(begin)

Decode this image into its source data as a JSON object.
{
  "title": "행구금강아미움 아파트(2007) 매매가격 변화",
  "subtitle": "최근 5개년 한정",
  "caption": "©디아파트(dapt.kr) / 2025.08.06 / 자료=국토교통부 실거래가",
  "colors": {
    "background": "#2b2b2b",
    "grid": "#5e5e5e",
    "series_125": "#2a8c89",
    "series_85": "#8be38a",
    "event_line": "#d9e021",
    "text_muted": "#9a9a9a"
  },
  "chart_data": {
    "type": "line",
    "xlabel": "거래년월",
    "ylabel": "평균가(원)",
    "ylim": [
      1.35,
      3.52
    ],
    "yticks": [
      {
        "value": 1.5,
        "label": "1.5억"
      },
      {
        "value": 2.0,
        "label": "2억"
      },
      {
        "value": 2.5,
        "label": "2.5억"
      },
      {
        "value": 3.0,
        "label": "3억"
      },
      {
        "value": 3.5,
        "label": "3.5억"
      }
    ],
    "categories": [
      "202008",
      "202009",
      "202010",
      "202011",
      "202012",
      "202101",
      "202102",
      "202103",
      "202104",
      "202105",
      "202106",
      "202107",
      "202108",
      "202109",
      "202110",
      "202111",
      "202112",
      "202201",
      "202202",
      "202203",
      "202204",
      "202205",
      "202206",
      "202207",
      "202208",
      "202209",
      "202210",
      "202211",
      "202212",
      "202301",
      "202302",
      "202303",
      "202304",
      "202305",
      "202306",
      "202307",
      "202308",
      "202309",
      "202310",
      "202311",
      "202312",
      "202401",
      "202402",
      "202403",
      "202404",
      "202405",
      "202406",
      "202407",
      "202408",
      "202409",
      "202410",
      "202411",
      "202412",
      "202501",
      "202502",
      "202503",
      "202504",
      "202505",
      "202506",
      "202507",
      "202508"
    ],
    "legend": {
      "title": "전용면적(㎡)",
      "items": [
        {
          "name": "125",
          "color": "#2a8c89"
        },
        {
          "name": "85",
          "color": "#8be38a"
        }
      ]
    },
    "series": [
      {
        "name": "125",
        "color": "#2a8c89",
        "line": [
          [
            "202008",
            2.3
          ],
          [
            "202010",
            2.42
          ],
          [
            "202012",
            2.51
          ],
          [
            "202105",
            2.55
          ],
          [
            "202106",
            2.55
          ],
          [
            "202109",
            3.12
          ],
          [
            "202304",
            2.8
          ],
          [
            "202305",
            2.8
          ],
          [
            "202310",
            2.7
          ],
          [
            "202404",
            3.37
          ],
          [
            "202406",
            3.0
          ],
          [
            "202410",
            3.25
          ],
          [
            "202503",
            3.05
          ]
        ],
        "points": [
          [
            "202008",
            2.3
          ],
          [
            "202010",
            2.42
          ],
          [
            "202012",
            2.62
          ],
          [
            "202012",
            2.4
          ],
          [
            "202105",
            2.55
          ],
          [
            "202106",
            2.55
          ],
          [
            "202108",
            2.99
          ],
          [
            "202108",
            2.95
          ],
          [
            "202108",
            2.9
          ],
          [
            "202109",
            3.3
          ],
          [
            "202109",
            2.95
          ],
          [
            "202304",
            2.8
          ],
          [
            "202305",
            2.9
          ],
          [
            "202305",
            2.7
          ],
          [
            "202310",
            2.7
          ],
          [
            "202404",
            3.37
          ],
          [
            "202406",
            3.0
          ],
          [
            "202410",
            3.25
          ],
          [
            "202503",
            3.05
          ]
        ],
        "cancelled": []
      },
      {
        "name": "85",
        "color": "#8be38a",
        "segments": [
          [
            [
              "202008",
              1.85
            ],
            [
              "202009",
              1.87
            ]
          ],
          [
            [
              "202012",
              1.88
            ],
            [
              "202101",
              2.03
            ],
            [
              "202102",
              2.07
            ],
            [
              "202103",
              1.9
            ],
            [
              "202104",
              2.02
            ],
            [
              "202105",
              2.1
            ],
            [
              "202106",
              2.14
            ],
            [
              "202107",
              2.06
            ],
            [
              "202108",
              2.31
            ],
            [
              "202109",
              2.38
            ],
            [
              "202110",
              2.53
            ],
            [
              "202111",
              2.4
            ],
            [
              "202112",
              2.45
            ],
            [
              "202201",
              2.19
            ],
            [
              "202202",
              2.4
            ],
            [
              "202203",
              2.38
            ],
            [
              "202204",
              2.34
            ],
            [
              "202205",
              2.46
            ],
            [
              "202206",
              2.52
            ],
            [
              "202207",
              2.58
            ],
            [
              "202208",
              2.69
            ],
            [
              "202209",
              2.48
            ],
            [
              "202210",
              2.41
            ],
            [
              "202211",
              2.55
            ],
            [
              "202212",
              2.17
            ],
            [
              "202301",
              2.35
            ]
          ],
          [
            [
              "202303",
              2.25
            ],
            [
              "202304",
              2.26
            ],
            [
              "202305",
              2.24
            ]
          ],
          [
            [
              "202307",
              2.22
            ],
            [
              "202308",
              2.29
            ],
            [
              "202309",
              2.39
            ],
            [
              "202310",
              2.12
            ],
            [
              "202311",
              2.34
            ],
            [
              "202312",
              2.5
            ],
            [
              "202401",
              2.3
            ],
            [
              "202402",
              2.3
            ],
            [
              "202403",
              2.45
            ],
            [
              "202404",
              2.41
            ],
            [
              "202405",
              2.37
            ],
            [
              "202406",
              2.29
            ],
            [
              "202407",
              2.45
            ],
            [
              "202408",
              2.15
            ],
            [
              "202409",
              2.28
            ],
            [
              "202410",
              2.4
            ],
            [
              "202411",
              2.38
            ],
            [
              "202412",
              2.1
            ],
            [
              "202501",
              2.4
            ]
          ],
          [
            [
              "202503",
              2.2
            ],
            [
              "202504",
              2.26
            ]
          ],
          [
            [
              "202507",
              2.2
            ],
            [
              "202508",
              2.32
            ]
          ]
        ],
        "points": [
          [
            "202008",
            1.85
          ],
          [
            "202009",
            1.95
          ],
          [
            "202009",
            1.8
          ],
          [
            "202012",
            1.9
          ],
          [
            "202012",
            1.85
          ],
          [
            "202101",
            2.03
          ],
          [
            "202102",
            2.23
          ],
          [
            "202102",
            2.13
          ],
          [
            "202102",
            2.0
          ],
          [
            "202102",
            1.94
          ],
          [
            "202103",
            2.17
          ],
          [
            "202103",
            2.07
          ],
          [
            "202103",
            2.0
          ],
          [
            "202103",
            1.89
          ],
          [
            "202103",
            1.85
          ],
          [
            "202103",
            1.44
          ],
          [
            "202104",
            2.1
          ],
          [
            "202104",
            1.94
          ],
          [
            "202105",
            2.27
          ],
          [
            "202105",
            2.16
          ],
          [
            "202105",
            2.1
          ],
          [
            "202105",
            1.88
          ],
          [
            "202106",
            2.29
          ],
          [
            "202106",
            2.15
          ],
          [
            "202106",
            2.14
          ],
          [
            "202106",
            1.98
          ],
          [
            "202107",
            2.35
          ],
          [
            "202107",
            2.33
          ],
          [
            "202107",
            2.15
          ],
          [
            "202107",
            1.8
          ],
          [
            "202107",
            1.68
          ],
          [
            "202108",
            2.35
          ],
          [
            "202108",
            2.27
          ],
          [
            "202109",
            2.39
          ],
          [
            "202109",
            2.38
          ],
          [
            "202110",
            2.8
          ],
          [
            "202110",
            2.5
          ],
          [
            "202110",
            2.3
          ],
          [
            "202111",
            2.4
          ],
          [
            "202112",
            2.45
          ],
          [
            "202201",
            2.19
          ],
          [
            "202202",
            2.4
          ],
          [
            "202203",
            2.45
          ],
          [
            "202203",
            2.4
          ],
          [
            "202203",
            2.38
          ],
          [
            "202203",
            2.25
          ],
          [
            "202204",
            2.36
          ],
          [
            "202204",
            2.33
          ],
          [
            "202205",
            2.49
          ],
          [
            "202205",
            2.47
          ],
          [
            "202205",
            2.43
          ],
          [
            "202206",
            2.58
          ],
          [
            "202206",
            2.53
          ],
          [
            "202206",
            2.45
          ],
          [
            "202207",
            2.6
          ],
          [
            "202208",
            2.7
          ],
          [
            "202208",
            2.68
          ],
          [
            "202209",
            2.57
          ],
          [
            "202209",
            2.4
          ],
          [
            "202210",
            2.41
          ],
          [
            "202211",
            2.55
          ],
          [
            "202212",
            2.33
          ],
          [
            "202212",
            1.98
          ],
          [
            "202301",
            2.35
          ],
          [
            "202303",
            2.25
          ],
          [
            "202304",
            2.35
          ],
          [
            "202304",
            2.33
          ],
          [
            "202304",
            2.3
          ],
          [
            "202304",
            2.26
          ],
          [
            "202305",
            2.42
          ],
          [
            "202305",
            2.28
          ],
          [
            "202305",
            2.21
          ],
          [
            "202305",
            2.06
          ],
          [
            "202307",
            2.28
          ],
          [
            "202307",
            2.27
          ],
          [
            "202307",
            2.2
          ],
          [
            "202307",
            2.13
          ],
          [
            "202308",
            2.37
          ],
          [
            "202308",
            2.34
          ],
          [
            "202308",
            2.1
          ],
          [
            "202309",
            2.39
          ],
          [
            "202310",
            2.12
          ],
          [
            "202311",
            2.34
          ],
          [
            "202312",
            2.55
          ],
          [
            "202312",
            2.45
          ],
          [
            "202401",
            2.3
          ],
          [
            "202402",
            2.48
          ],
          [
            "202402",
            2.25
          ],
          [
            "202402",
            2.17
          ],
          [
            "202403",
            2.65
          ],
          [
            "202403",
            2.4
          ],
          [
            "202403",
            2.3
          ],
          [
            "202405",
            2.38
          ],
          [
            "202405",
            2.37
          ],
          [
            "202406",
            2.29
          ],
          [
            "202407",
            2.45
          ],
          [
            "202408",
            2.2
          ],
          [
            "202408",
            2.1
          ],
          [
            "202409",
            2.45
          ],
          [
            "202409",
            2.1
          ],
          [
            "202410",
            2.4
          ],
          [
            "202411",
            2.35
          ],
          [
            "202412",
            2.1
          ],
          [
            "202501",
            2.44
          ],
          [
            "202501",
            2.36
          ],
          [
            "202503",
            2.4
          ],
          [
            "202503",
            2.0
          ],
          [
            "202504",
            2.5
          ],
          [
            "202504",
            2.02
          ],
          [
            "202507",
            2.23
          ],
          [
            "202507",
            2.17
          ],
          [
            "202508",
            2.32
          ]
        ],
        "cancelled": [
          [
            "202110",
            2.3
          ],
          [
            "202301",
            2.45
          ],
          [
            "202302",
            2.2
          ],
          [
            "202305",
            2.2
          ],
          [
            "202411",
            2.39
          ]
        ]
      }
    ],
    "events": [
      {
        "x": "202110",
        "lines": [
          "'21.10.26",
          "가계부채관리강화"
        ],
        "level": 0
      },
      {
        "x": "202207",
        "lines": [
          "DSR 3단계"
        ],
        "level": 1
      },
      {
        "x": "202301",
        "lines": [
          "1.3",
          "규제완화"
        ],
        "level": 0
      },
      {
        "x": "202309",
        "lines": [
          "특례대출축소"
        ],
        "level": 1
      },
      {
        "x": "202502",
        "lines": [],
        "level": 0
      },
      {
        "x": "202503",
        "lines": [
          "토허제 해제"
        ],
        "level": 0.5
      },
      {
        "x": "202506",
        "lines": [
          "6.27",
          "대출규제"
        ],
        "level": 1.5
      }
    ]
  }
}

(end)

Write down the number of lines where the word "value" appears, and nothing further.

5